• **STATED GOAL**
Would you transcribe the whole listing exactly, minus its pictures?

• **RECORDS SUPPLIED**

+===+

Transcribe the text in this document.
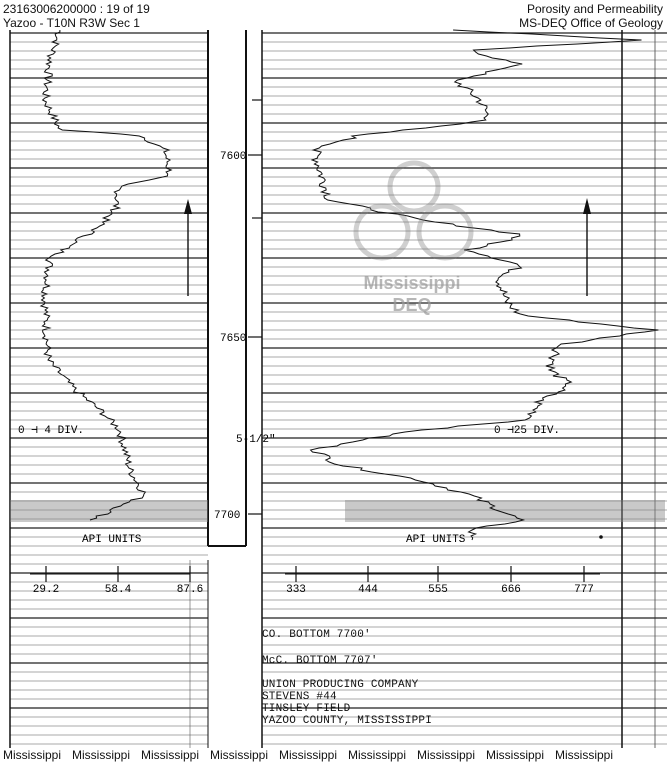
23163006200000 : 19 of 19
Yazoo - T10N R3W Sec 1
Porosity and Permeability
MS-DEQ Office of Geology
7600
7650
7700
5-1/2"
0 ⊣ 4 DIV.	0 ⊣25 DIV.
API UNITS	API UNITS
29.2	58.4	87.6	333	444	555	666	777
Mississippi
DEQ
CO. BOTTOM 7700'
McC. BOTTOM 7707'
UNION PRODUCING COMPANY
STEVENS #44
TINSLEY FIELD
YAZOO COUNTY, MISSISSIPPI
Mississippi Mississippi Mississippi Mississippi Mississippi Mississippi Mississippi Mississippi Mississippi
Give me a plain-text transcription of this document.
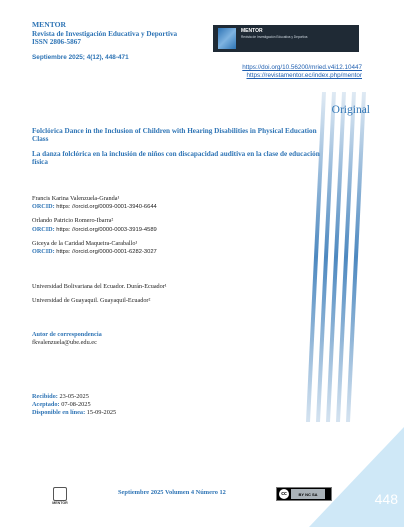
MENTOR
Revista de Investigación Educativa y Deportiva
ISSN 2806-5867
Septiembre 2025; 4(12), 448-471
MENTOR
Revista de Investigación Educativa y Deportiva
https://doi.org/10.56200/mried.v4i12.10447
https://revistamentor.ec/index.php/mentor
448
Original
Folclórica Dance in the Inclusion of Children with Hearing Disabilities in Physical Education Class
La danza folclórica en la inclusión de niños con discapacidad auditiva en la clase de educación física
Francis Karina Valenzuela-Granda¹
ORCID: https: //orcid.org/0009-0001-3940-6644
Orlando Patricio Romero-Ibarra²
ORCID: https: //orcid.org/0000-0003-3919-4589
Giceya de la Caridad Maqueira-Caraballo¹
ORCID: https: //orcid.org/0000-0001-6282-3027
Universidad Bolivariana del Ecuador. Durán-Ecuador¹
Universidad de Guayaquil. Guayaquil-Ecuador²
Autor de correspondencia
fkvalenzuela@ube.edu.ec
Recibido: 23-05-2025
Aceptado: 07-08-2025
Disponible en línea: 15-09-2025
MENTOR
Septiembre 2025 Volumen 4 Número 12	cc	BY NC SA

+===+

• **WORKED ANSWER**
Transcribe the text in this document.
23163006200000 : 19 of 19
Yazoo - T10N R3W Sec 1
Porosity and Permeability
MS-DEQ Office of Geology
7600
7650
7700
5-1/2"
0 ⊣ 4 DIV.	0 ⊣25 DIV.
API UNITS	API UNITS
29.2	58.4	87.6	333	444	555	666	777
Mississippi
DEQ
CO. BOTTOM 7700'
McC. BOTTOM 7707'
UNION PRODUCING COMPANY
STEVENS #44
TINSLEY FIELD
YAZOO COUNTY, MISSISSIPPI
Mississippi Mississippi Mississippi Mississippi Mississippi Mississippi Mississippi Mississippi Mississippi
Give me a plain-text transcription of this document.
MENTOR
Revista de Investigación Educativa y Deportiva
ISSN 2806-5867
Septiembre 2025; 4(12), 448-471
MENTOR
Revista de Investigación Educativa y Deportiva
https://doi.org/10.56200/mried.v4i12.10447
https://revistamentor.ec/index.php/mentor
448
Original
Folclórica Dance in the Inclusion of Children with Hearing Disabilities in Physical Education Class
La danza folclórica en la inclusión de niños con discapacidad auditiva en la clase de educación física
Francis Karina Valenzuela-Granda¹
ORCID: https: //orcid.org/0009-0001-3940-6644
Orlando Patricio Romero-Ibarra²
ORCID: https: //orcid.org/0000-0003-3919-4589
Giceya de la Caridad Maqueira-Caraballo¹
ORCID: https: //orcid.org/0000-0001-6282-3027
Universidad Bolivariana del Ecuador. Durán-Ecuador¹
Universidad de Guayaquil. Guayaquil-Ecuador²
Autor de correspondencia
fkvalenzuela@ube.edu.ec
Recibido: 23-05-2025
Aceptado: 07-08-2025
Disponible en línea: 15-09-2025
MENTOR
Septiembre 2025 Volumen 4 Número 12	cc	BY NC SA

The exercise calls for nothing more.